Stored data entries:

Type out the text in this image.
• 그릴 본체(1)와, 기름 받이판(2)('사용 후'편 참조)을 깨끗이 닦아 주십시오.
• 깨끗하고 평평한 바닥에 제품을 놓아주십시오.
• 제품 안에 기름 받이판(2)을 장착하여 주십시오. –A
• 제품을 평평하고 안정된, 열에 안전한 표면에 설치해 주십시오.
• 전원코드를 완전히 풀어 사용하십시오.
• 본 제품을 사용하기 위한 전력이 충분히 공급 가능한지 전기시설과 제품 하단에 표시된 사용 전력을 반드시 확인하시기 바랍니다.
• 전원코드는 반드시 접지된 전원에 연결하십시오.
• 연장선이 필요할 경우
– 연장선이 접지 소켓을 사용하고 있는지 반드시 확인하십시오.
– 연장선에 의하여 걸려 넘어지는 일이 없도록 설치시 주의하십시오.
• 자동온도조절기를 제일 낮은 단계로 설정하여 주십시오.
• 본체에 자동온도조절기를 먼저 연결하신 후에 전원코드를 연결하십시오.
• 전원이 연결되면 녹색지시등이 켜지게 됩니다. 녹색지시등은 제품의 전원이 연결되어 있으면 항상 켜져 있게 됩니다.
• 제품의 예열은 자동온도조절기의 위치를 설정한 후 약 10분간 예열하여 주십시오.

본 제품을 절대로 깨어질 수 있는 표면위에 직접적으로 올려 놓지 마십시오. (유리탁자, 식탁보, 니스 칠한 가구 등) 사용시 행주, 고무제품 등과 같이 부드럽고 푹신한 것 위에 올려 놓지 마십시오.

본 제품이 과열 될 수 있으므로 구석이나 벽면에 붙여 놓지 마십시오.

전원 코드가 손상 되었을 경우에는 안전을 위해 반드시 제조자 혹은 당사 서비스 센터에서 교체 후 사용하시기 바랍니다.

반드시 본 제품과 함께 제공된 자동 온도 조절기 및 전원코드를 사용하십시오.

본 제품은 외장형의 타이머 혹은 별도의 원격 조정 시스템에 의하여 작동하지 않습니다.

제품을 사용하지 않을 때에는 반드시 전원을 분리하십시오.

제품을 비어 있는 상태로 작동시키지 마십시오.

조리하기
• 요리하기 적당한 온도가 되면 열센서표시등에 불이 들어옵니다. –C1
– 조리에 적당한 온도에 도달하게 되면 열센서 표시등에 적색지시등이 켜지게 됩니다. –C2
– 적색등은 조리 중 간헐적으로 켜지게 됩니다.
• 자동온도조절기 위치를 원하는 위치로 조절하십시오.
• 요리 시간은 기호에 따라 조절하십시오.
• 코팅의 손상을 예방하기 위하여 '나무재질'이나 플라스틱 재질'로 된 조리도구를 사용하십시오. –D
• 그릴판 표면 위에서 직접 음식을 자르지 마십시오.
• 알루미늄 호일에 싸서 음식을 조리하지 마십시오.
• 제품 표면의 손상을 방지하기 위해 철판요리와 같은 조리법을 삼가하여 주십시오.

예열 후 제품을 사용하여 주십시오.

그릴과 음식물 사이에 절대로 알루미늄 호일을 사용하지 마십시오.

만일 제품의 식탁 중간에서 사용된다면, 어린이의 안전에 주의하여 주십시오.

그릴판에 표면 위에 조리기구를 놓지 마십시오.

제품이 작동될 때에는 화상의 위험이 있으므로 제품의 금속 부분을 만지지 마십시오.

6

__TASK PROMPT__:
All of the entries above should be written out again exactly.

__COMPLETE ANSWER__:
Type out the text in this image.
• 그릴 본체(1)와, 기름 받이판(2)('사용 후'편 참조)을 깨끗이 닦아 주십시오.
• 깨끗하고 평평한 바닥에 제품을 놓아주십시오.
• 제품 안에 기름 받이판(2)을 장착하여 주십시오. –A
• 제품을 평평하고 안정된, 열에 안전한 표면에 설치해 주십시오.
• 전원코드를 완전히 풀어 사용하십시오.
• 본 제품을 사용하기 위한 전력이 충분히 공급 가능한지 전기시설과 제품 하단에 표시된 사용 전력을 반드시 확인하시기 바랍니다.
• 전원코드는 반드시 접지된 전원에 연결하십시오.
• 연장선이 필요할 경우
– 연장선이 접지 소켓을 사용하고 있는지 반드시 확인하십시오.
– 연장선에 의하여 걸려 넘어지는 일이 없도록 설치시 주의하십시오.
• 자동온도조절기를 제일 낮은 단계로 설정하여 주십시오.
• 본체에 자동온도조절기를 먼저 연결하신 후에 전원코드를 연결하십시오.
• 전원이 연결되면 녹색지시등이 켜지게 됩니다. 녹색지시등은 제품의 전원이 연결되어 있으면 항상 켜져 있게 됩니다.
• 제품의 예열은 자동온도조절기의 위치를 설정한 후 약 10분간 예열하여 주십시오.

본 제품을 절대로 깨어질 수 있는 표면위에 직접적으로 올려 놓지 마십시오. (유리탁자, 식탁보, 니스 칠한 가구 등) 사용시 행주, 고무제품 등과 같이 부드럽고 푹신한 것 위에 올려 놓지 마십시오.

본 제품이 과열 될 수 있으므로 구석이나 벽면에 붙여 놓지 마십시오.

전원 코드가 손상 되었을 경우에는 안전을 위해 반드시 제조자 혹은 당사 서비스 센터에서 교체 후 사용하시기 바랍니다.

반드시 본 제품과 함께 제공된 자동 온도 조절기 및 전원코드를 사용하십시오.

본 제품은 외장형의 타이머 혹은 별도의 원격 조정 시스템에 의하여 작동하지 않습니다.

제품을 사용하지 않을 때에는 반드시 전원을 분리하십시오.

제품을 비어 있는 상태로 작동시키지 마십시오.

조리하기
• 요리하기 적당한 온도가 되면 열센서표시등에 불이 들어옵니다. –C1
– 조리에 적당한 온도에 도달하게 되면 열센서 표시등에 적색지시등이 켜지게 됩니다. –C2
– 적색등은 조리 중 간헐적으로 켜지게 됩니다.
• 자동온도조절기 위치를 원하는 위치로 조절하십시오.
• 요리 시간은 기호에 따라 조절하십시오.
• 코팅의 손상을 예방하기 위하여 '나무재질'이나 플라스틱 재질'로 된 조리도구를 사용하십시오. –D
• 그릴판 표면 위에서 직접 음식을 자르지 마십시오.
• 알루미늄 호일에 싸서 음식을 조리하지 마십시오.
• 제품 표면의 손상을 방지하기 위해 철판요리와 같은 조리법을 삼가하여 주십시오.

예열 후 제품을 사용하여 주십시오.

그릴과 음식물 사이에 절대로 알루미늄 호일을 사용하지 마십시오.

만일 제품의 식탁 중간에서 사용된다면, 어린이의 안전에 주의하여 주십시오.

그릴판에 표면 위에 조리기구를 놓지 마십시오.

제품이 작동될 때에는 화상의 위험이 있으므로 제품의 금속 부분을 만지지 마십시오.

6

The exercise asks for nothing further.